* START DATA ENTRIES *
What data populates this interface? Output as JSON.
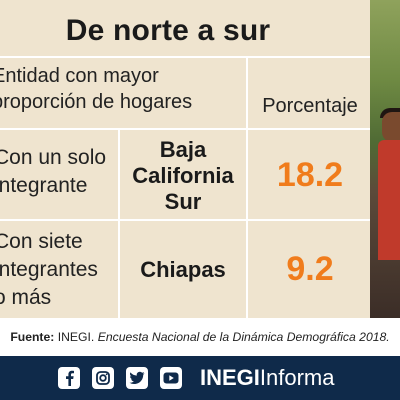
{
  "infographic": {
    "title": "De norte a sur",
    "header": {
      "left_line1": "Entidad con mayor",
      "left_line2": "proporción de hogares",
      "right": "Porcentaje"
    },
    "rows": [
      {
        "label_lines": [
          "Con un solo",
          "integrante"
        ],
        "state_lines": [
          "Baja",
          "California",
          "Sur"
        ],
        "value": "18.2"
      },
      {
        "label_lines": [
          "Con siete",
          "integrantes",
          "o más"
        ],
        "state_lines": [
          "Chiapas"
        ],
        "value": "9.2"
      }
    ],
    "source": {
      "label": "Fuente:",
      "org": "INEGI.",
      "work": "Encuesta Nacional de la Dinámica Demográfica 2018."
    }
  },
  "footer": {
    "social_icons": [
      "facebook-icon",
      "instagram-icon",
      "twitter-icon",
      "youtube-icon"
    ],
    "brand_bold": "INEGI",
    "brand_regular": "Informa"
  },
  "colors": {
    "panel_bg": "#efe4cf",
    "value_orange": "#f07c1c",
    "footer_navy": "#0f2a4a"
  }
}
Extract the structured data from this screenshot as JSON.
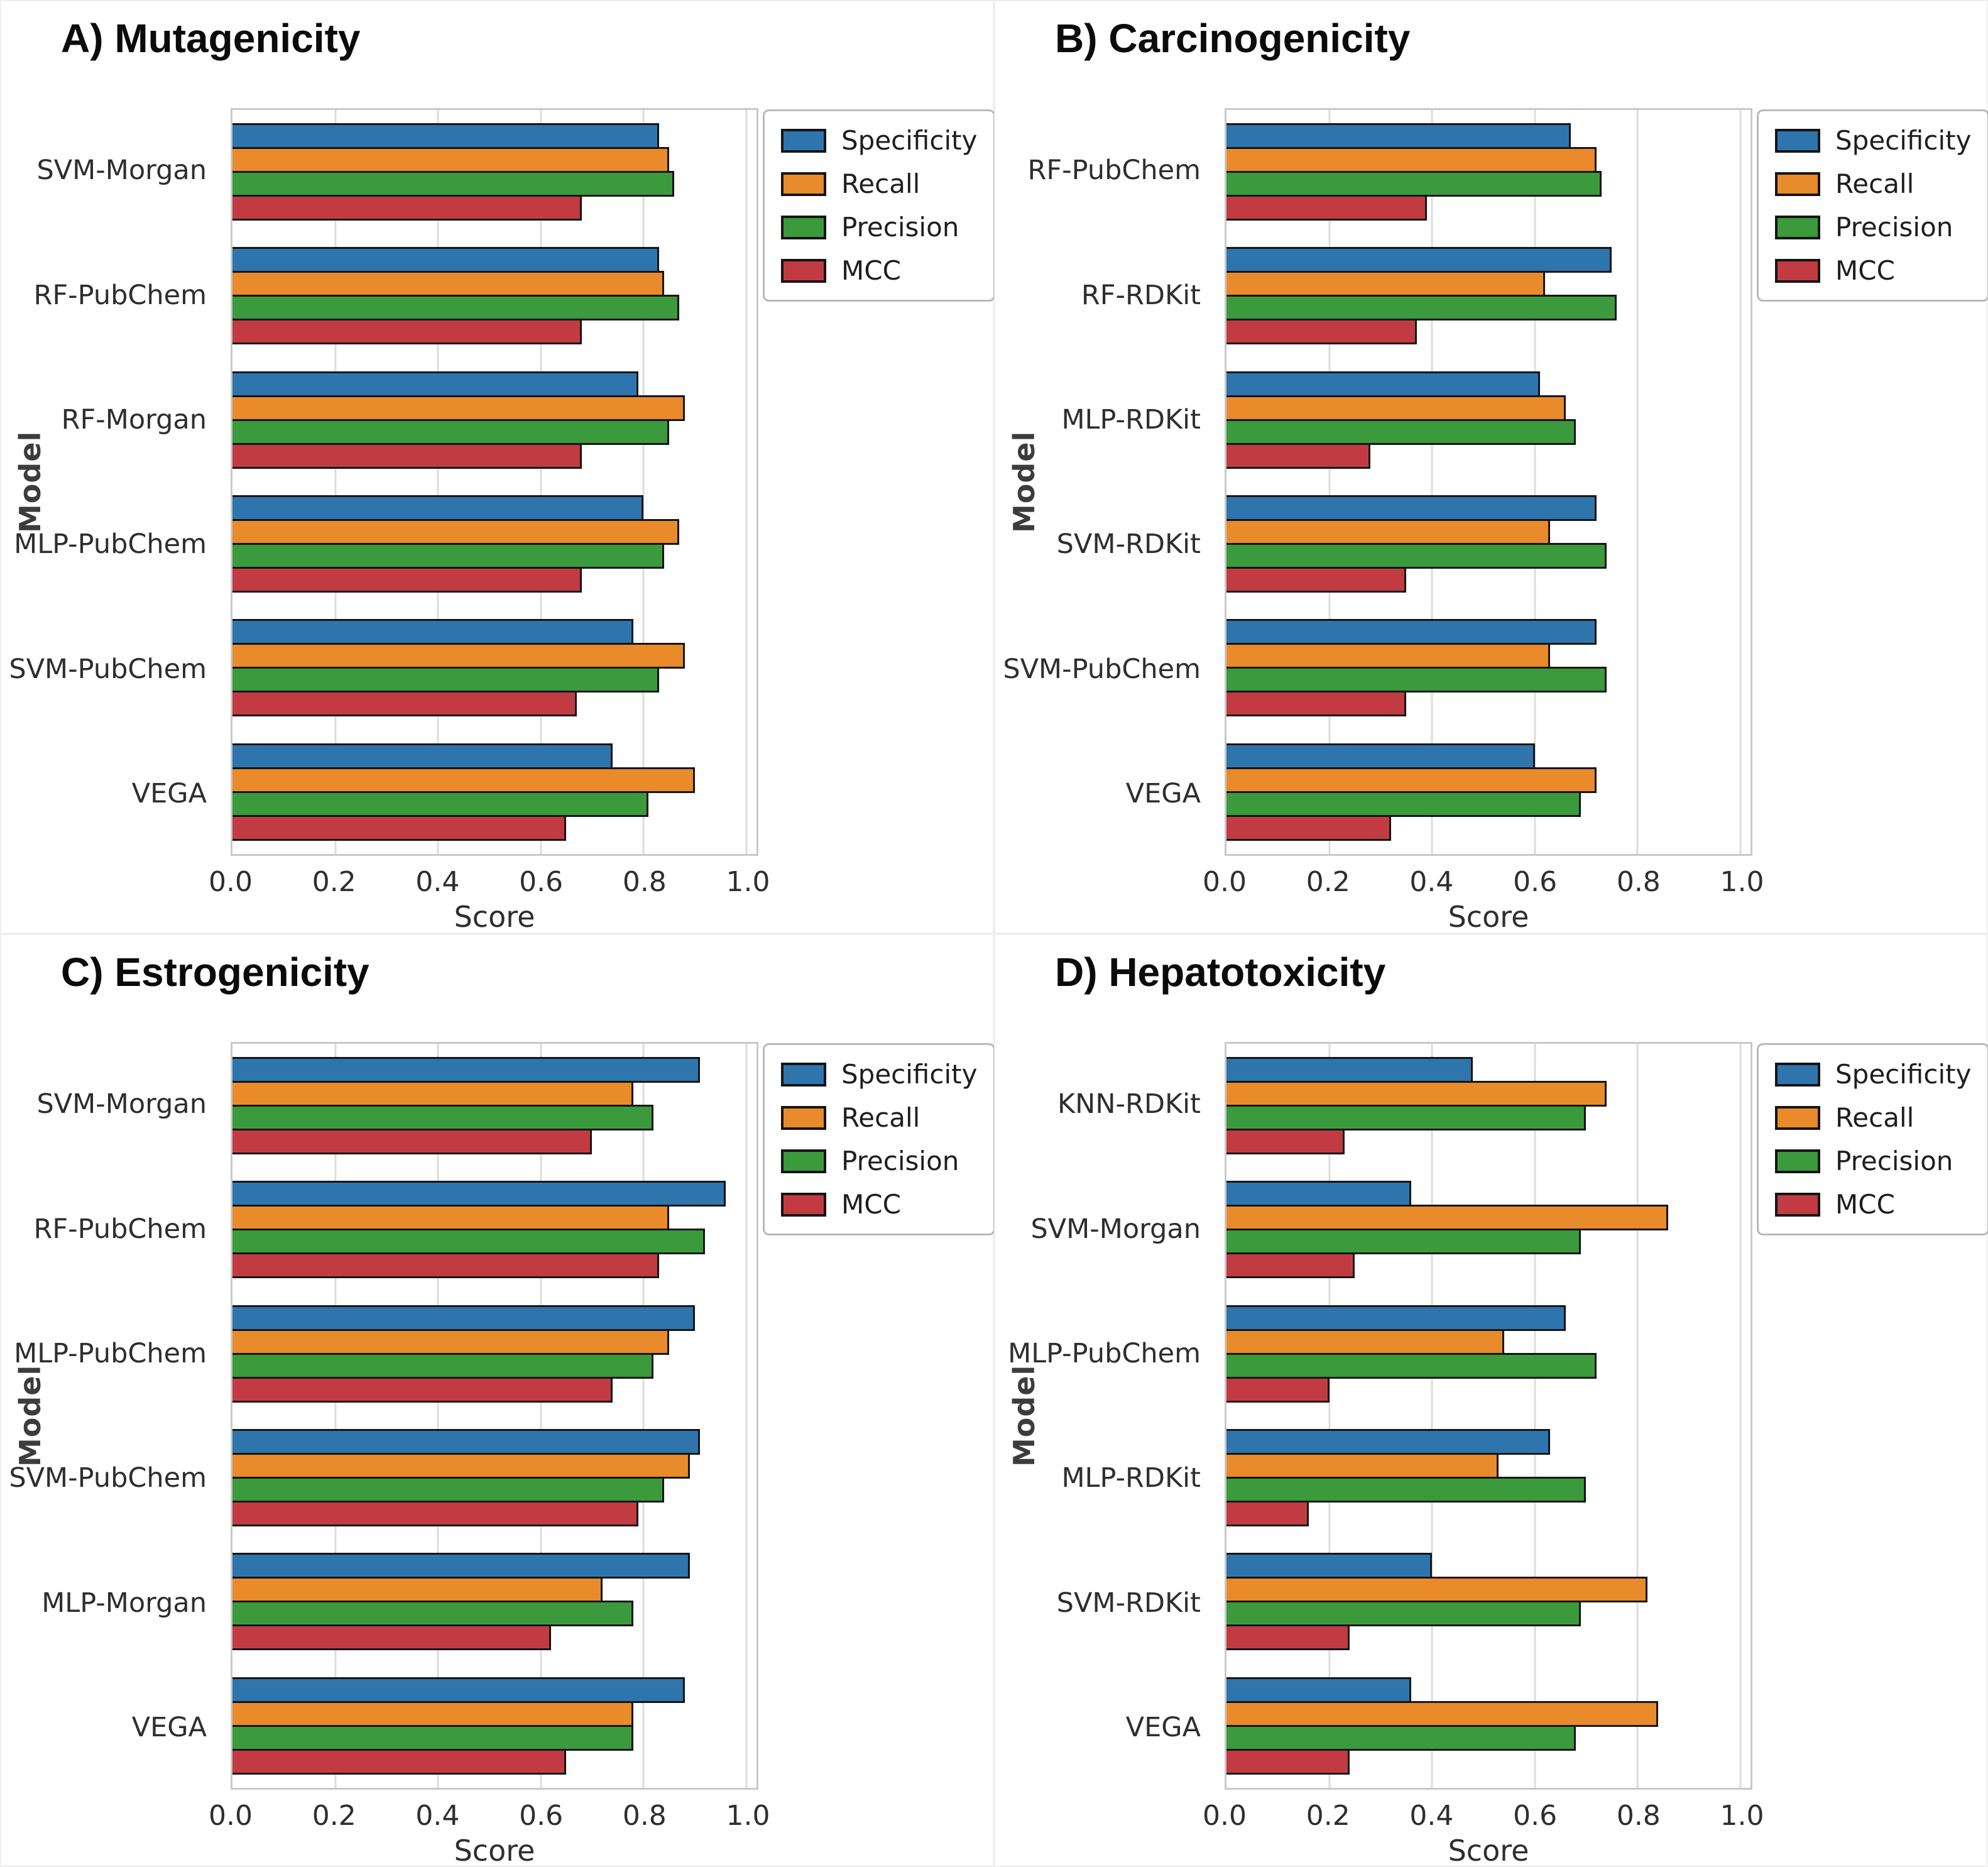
{
  "figure": {
    "background": "#ffffff",
    "grid_color": "#dcdcdc",
    "spine_color": "#c9c9c9",
    "bar_edge_color": "#151515",
    "text_color": "#2e2e2e",
    "title_color": "#0b0b0b"
  },
  "metric_colors": {
    "specificity": "#2e75ae",
    "recall": "#e98a2b",
    "precision": "#3b9a3b",
    "mcc": "#c23b43"
  },
  "legend": {
    "labels": [
      "Specificity",
      "Recall",
      "Precision",
      "MCC"
    ]
  },
  "chart_data": [
    {
      "type": "bar",
      "orientation": "horizontal",
      "title": "A) Mutagenicity",
      "xlabel": "Score",
      "ylabel": "Model",
      "xlim": [
        0,
        1.02
      ],
      "xticks": [
        0,
        0.2,
        0.4,
        0.6,
        0.8,
        1.0
      ],
      "grid": true,
      "legend_position": "upper right outside",
      "categories": [
        "SVM-Morgan",
        "RF-PubChem",
        "RF-Morgan",
        "MLP-PubChem",
        "SVM-PubChem",
        "VEGA"
      ],
      "series": [
        {
          "name": "Specificity",
          "color": "#2e75ae",
          "values": [
            0.83,
            0.83,
            0.79,
            0.8,
            0.78,
            0.74
          ]
        },
        {
          "name": "Recall",
          "color": "#e98a2b",
          "values": [
            0.85,
            0.84,
            0.88,
            0.87,
            0.88,
            0.9
          ]
        },
        {
          "name": "Precision",
          "color": "#3b9a3b",
          "values": [
            0.86,
            0.87,
            0.85,
            0.84,
            0.83,
            0.81
          ]
        },
        {
          "name": "MCC",
          "color": "#c23b43",
          "values": [
            0.68,
            0.68,
            0.68,
            0.68,
            0.67,
            0.65
          ]
        }
      ]
    },
    {
      "type": "bar",
      "orientation": "horizontal",
      "title": "B) Carcinogenicity",
      "xlabel": "Score",
      "ylabel": "Model",
      "xlim": [
        0,
        1.02
      ],
      "xticks": [
        0,
        0.2,
        0.4,
        0.6,
        0.8,
        1.0
      ],
      "grid": true,
      "legend_position": "upper right outside",
      "categories": [
        "RF-PubChem",
        "RF-RDKit",
        "MLP-RDKit",
        "SVM-RDKit",
        "SVM-PubChem",
        "VEGA"
      ],
      "series": [
        {
          "name": "Specificity",
          "color": "#2e75ae",
          "values": [
            0.67,
            0.75,
            0.61,
            0.72,
            0.72,
            0.6
          ]
        },
        {
          "name": "Recall",
          "color": "#e98a2b",
          "values": [
            0.72,
            0.62,
            0.66,
            0.63,
            0.63,
            0.72
          ]
        },
        {
          "name": "Precision",
          "color": "#3b9a3b",
          "values": [
            0.73,
            0.76,
            0.68,
            0.74,
            0.74,
            0.69
          ]
        },
        {
          "name": "MCC",
          "color": "#c23b43",
          "values": [
            0.39,
            0.37,
            0.28,
            0.35,
            0.35,
            0.32
          ]
        }
      ]
    },
    {
      "type": "bar",
      "orientation": "horizontal",
      "title": "C) Estrogenicity",
      "xlabel": "Score",
      "ylabel": "Model",
      "xlim": [
        0,
        1.02
      ],
      "xticks": [
        0,
        0.2,
        0.4,
        0.6,
        0.8,
        1.0
      ],
      "grid": true,
      "legend_position": "upper right outside",
      "categories": [
        "SVM-Morgan",
        "RF-PubChem",
        "MLP-PubChem",
        "SVM-PubChem",
        "MLP-Morgan",
        "VEGA"
      ],
      "series": [
        {
          "name": "Specificity",
          "color": "#2e75ae",
          "values": [
            0.91,
            0.96,
            0.9,
            0.91,
            0.89,
            0.88
          ]
        },
        {
          "name": "Recall",
          "color": "#e98a2b",
          "values": [
            0.78,
            0.85,
            0.85,
            0.89,
            0.72,
            0.78
          ]
        },
        {
          "name": "Precision",
          "color": "#3b9a3b",
          "values": [
            0.82,
            0.92,
            0.82,
            0.84,
            0.78,
            0.78
          ]
        },
        {
          "name": "MCC",
          "color": "#c23b43",
          "values": [
            0.7,
            0.83,
            0.74,
            0.79,
            0.62,
            0.65
          ]
        }
      ]
    },
    {
      "type": "bar",
      "orientation": "horizontal",
      "title": "D) Hepatotoxicity",
      "xlabel": "Score",
      "ylabel": "Model",
      "xlim": [
        0,
        1.02
      ],
      "xticks": [
        0,
        0.2,
        0.4,
        0.6,
        0.8,
        1.0
      ],
      "grid": true,
      "legend_position": "upper right outside",
      "categories": [
        "KNN-RDKit",
        "SVM-Morgan",
        "MLP-PubChem",
        "MLP-RDKit",
        "SVM-RDKit",
        "VEGA"
      ],
      "series": [
        {
          "name": "Specificity",
          "color": "#2e75ae",
          "values": [
            0.48,
            0.36,
            0.66,
            0.63,
            0.4,
            0.36
          ]
        },
        {
          "name": "Recall",
          "color": "#e98a2b",
          "values": [
            0.74,
            0.86,
            0.54,
            0.53,
            0.82,
            0.84
          ]
        },
        {
          "name": "Precision",
          "color": "#3b9a3b",
          "values": [
            0.7,
            0.69,
            0.72,
            0.7,
            0.69,
            0.68
          ]
        },
        {
          "name": "MCC",
          "color": "#c23b43",
          "values": [
            0.23,
            0.25,
            0.2,
            0.16,
            0.24,
            0.24
          ]
        }
      ]
    }
  ]
}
* END DATA ENTRIES *
GIVEN PROBLEM: Return the full material word for word. Do not include the pictures.

COMPLETED EXERCISE:
What data populates this interface? Output as JSON.
{
  "infographic": {
    "title": "De norte a sur",
    "header": {
      "left_line1": "Entidad con mayor",
      "left_line2": "proporción de hogares",
      "right": "Porcentaje"
    },
    "rows": [
      {
        "label_lines": [
          "Con un solo",
          "integrante"
        ],
        "state_lines": [
          "Baja",
          "California",
          "Sur"
        ],
        "value": "18.2"
      },
      {
        "label_lines": [
          "Con siete",
          "integrantes",
          "o más"
        ],
        "state_lines": [
          "Chiapas"
        ],
        "value": "9.2"
      }
    ],
    "source": {
      "label": "Fuente:",
      "org": "INEGI.",
      "work": "Encuesta Nacional de la Dinámica Demográfica 2018."
    }
  },
  "footer": {
    "social_icons": [
      "facebook-icon",
      "instagram-icon",
      "twitter-icon",
      "youtube-icon"
    ],
    "brand_bold": "INEGI",
    "brand_regular": "Informa"
  },
  "colors": {
    "panel_bg": "#efe4cf",
    "value_orange": "#f07c1c",
    "footer_navy": "#0f2a4a"
  }
}
Extract the structured data from this screenshot as JSON.
{
  "figure": {
    "background": "#ffffff",
    "grid_color": "#dcdcdc",
    "spine_color": "#c9c9c9",
    "bar_edge_color": "#151515",
    "text_color": "#2e2e2e",
    "title_color": "#0b0b0b"
  },
  "metric_colors": {
    "specificity": "#2e75ae",
    "recall": "#e98a2b",
    "precision": "#3b9a3b",
    "mcc": "#c23b43"
  },
  "legend": {
    "labels": [
      "Specificity",
      "Recall",
      "Precision",
      "MCC"
    ]
  },
  "chart_data": [
    {
      "type": "bar",
      "orientation": "horizontal",
      "title": "A) Mutagenicity",
      "xlabel": "Score",
      "ylabel": "Model",
      "xlim": [
        0,
        1.02
      ],
      "xticks": [
        0,
        0.2,
        0.4,
        0.6,
        0.8,
        1.0
      ],
      "grid": true,
      "legend_position": "upper right outside",
      "categories": [
        "SVM-Morgan",
        "RF-PubChem",
        "RF-Morgan",
        "MLP-PubChem",
        "SVM-PubChem",
        "VEGA"
      ],
      "series": [
        {
          "name": "Specificity",
          "color": "#2e75ae",
          "values": [
            0.83,
            0.83,
            0.79,
            0.8,
            0.78,
            0.74
          ]
        },
        {
          "name": "Recall",
          "color": "#e98a2b",
          "values": [
            0.85,
            0.84,
            0.88,
            0.87,
            0.88,
            0.9
          ]
        },
        {
          "name": "Precision",
          "color": "#3b9a3b",
          "values": [
            0.86,
            0.87,
            0.85,
            0.84,
            0.83,
            0.81
          ]
        },
        {
          "name": "MCC",
          "color": "#c23b43",
          "values": [
            0.68,
            0.68,
            0.68,
            0.68,
            0.67,
            0.65
          ]
        }
      ]
    },
    {
      "type": "bar",
      "orientation": "horizontal",
      "title": "B) Carcinogenicity",
      "xlabel": "Score",
      "ylabel": "Model",
      "xlim": [
        0,
        1.02
      ],
      "xticks": [
        0,
        0.2,
        0.4,
        0.6,
        0.8,
        1.0
      ],
      "grid": true,
      "legend_position": "upper right outside",
      "categories": [
        "RF-PubChem",
        "RF-RDKit",
        "MLP-RDKit",
        "SVM-RDKit",
        "SVM-PubChem",
        "VEGA"
      ],
      "series": [
        {
          "name": "Specificity",
          "color": "#2e75ae",
          "values": [
            0.67,
            0.75,
            0.61,
            0.72,
            0.72,
            0.6
          ]
        },
        {
          "name": "Recall",
          "color": "#e98a2b",
          "values": [
            0.72,
            0.62,
            0.66,
            0.63,
            0.63,
            0.72
          ]
        },
        {
          "name": "Precision",
          "color": "#3b9a3b",
          "values": [
            0.73,
            0.76,
            0.68,
            0.74,
            0.74,
            0.69
          ]
        },
        {
          "name": "MCC",
          "color": "#c23b43",
          "values": [
            0.39,
            0.37,
            0.28,
            0.35,
            0.35,
            0.32
          ]
        }
      ]
    },
    {
      "type": "bar",
      "orientation": "horizontal",
      "title": "C) Estrogenicity",
      "xlabel": "Score",
      "ylabel": "Model",
      "xlim": [
        0,
        1.02
      ],
      "xticks": [
        0,
        0.2,
        0.4,
        0.6,
        0.8,
        1.0
      ],
      "grid": true,
      "legend_position": "upper right outside",
      "categories": [
        "SVM-Morgan",
        "RF-PubChem",
        "MLP-PubChem",
        "SVM-PubChem",
        "MLP-Morgan",
        "VEGA"
      ],
      "series": [
        {
          "name": "Specificity",
          "color": "#2e75ae",
          "values": [
            0.91,
            0.96,
            0.9,
            0.91,
            0.89,
            0.88
          ]
        },
        {
          "name": "Recall",
          "color": "#e98a2b",
          "values": [
            0.78,
            0.85,
            0.85,
            0.89,
            0.72,
            0.78
          ]
        },
        {
          "name": "Precision",
          "color": "#3b9a3b",
          "values": [
            0.82,
            0.92,
            0.82,
            0.84,
            0.78,
            0.78
          ]
        },
        {
          "name": "MCC",
          "color": "#c23b43",
          "values": [
            0.7,
            0.83,
            0.74,
            0.79,
            0.62,
            0.65
          ]
        }
      ]
    },
    {
      "type": "bar",
      "orientation": "horizontal",
      "title": "D) Hepatotoxicity",
      "xlabel": "Score",
      "ylabel": "Model",
      "xlim": [
        0,
        1.02
      ],
      "xticks": [
        0,
        0.2,
        0.4,
        0.6,
        0.8,
        1.0
      ],
      "grid": true,
      "legend_position": "upper right outside",
      "categories": [
        "KNN-RDKit",
        "SVM-Morgan",
        "MLP-PubChem",
        "MLP-RDKit",
        "SVM-RDKit",
        "VEGA"
      ],
      "series": [
        {
          "name": "Specificity",
          "color": "#2e75ae",
          "values": [
            0.48,
            0.36,
            0.66,
            0.63,
            0.4,
            0.36
          ]
        },
        {
          "name": "Recall",
          "color": "#e98a2b",
          "values": [
            0.74,
            0.86,
            0.54,
            0.53,
            0.82,
            0.84
          ]
        },
        {
          "name": "Precision",
          "color": "#3b9a3b",
          "values": [
            0.7,
            0.69,
            0.72,
            0.7,
            0.69,
            0.68
          ]
        },
        {
          "name": "MCC",
          "color": "#c23b43",
          "values": [
            0.23,
            0.25,
            0.2,
            0.16,
            0.24,
            0.24
          ]
        }
      ]
    }
  ]
}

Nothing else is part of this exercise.